### Work instructions
Starting at the top of the rows below and ending at the line that contains "The glass body contacting", write each line as one string in a JSON list, leaving out blank lines.

### Material provided

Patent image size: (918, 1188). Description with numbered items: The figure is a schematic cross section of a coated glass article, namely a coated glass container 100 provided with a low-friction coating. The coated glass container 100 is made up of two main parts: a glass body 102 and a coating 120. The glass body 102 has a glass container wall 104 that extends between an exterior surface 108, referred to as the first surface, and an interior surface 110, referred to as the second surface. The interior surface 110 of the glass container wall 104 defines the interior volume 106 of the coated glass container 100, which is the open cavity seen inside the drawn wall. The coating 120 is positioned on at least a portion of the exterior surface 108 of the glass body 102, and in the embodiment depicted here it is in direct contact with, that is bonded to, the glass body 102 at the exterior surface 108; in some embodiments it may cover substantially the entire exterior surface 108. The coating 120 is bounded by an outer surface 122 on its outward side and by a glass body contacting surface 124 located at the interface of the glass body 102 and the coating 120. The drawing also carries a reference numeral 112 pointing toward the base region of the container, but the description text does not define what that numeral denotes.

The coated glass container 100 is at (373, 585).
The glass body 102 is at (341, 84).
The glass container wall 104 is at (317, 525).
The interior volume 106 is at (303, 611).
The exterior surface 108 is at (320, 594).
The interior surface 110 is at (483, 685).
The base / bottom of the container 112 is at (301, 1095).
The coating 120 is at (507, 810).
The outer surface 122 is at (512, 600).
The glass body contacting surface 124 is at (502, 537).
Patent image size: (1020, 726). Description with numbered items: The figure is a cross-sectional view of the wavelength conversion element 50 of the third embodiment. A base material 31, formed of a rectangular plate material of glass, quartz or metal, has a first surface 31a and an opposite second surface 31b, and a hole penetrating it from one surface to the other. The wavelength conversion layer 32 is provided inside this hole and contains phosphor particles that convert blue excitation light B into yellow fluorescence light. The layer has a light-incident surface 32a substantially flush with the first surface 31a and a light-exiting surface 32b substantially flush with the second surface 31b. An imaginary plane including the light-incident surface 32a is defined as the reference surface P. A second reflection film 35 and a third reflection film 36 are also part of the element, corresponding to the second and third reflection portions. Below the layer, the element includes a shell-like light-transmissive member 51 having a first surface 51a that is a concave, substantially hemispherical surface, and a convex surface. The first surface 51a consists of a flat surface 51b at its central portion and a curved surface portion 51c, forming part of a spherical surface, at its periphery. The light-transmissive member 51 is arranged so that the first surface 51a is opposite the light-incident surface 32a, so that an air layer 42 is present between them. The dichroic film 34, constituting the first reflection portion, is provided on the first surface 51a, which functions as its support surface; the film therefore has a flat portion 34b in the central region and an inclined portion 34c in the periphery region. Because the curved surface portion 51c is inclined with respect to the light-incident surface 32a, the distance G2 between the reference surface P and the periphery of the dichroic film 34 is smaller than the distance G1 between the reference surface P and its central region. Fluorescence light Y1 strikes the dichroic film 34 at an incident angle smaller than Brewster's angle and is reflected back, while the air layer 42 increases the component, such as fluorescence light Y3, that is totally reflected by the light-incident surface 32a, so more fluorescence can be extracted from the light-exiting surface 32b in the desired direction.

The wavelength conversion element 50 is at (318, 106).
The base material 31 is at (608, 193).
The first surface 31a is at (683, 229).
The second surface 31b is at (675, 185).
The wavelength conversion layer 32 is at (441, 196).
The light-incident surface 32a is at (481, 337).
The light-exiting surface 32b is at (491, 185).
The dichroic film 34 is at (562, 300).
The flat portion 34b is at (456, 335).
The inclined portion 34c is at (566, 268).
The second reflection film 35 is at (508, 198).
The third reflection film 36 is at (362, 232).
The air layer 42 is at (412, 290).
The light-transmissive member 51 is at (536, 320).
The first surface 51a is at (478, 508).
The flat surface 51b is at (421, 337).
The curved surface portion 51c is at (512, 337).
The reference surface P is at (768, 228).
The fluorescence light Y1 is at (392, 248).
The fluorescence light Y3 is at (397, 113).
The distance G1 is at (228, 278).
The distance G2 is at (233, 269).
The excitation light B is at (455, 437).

### The output
[
  "Patent image size: (918, 1188). Description with numbered items: The figure is a schematic cross section of a coated glass article, namely a coated glass container 100 provided with a low-friction coating. The coated glass container 100 is made up of two main parts: a glass body 102 and a coating 120. The glass body 102 has a glass container wall 104 that extends between an exterior surface 108, referred to as the first surface, and an interior surface 110, referred to as the second surface. The interior surface 110 of the glass container wall 104 defines the interior volume 106 of the coated glass container 100, which is the open cavity seen inside the drawn wall. The coating 120 is positioned on at least a portion of the exterior surface 108 of the glass body 102, and in the embodiment depicted here it is in direct contact with, that is bonded to, the glass body 102 at the exterior surface 108; in some embodiments it may cover substantially the entire exterior surface 108. The coating 120 is bounded by an outer surface 122 on its outward side and by a glass body contacting surface 124 located at the interface of the glass body 102 and the coating 120. The drawing also carries a reference numeral 112 pointing toward the base region of the container, but the description text does not define what that numeral denotes.",
  "The coated glass container 100 is at (373, 585).",
  "The glass body 102 is at (341, 84).",
  "The glass container wall 104 is at (317, 525).",
  "The interior volume 106 is at (303, 611).",
  "The exterior surface 108 is at (320, 594).",
  "The interior surface 110 is at (483, 685).",
  "The base / bottom of the container 112 is at (301, 1095).",
  "The coating 120 is at (507, 810).",
  "The outer surface 122 is at (512, 600).",
  "The glass body contacting surface 124 is at (502, 537)."
]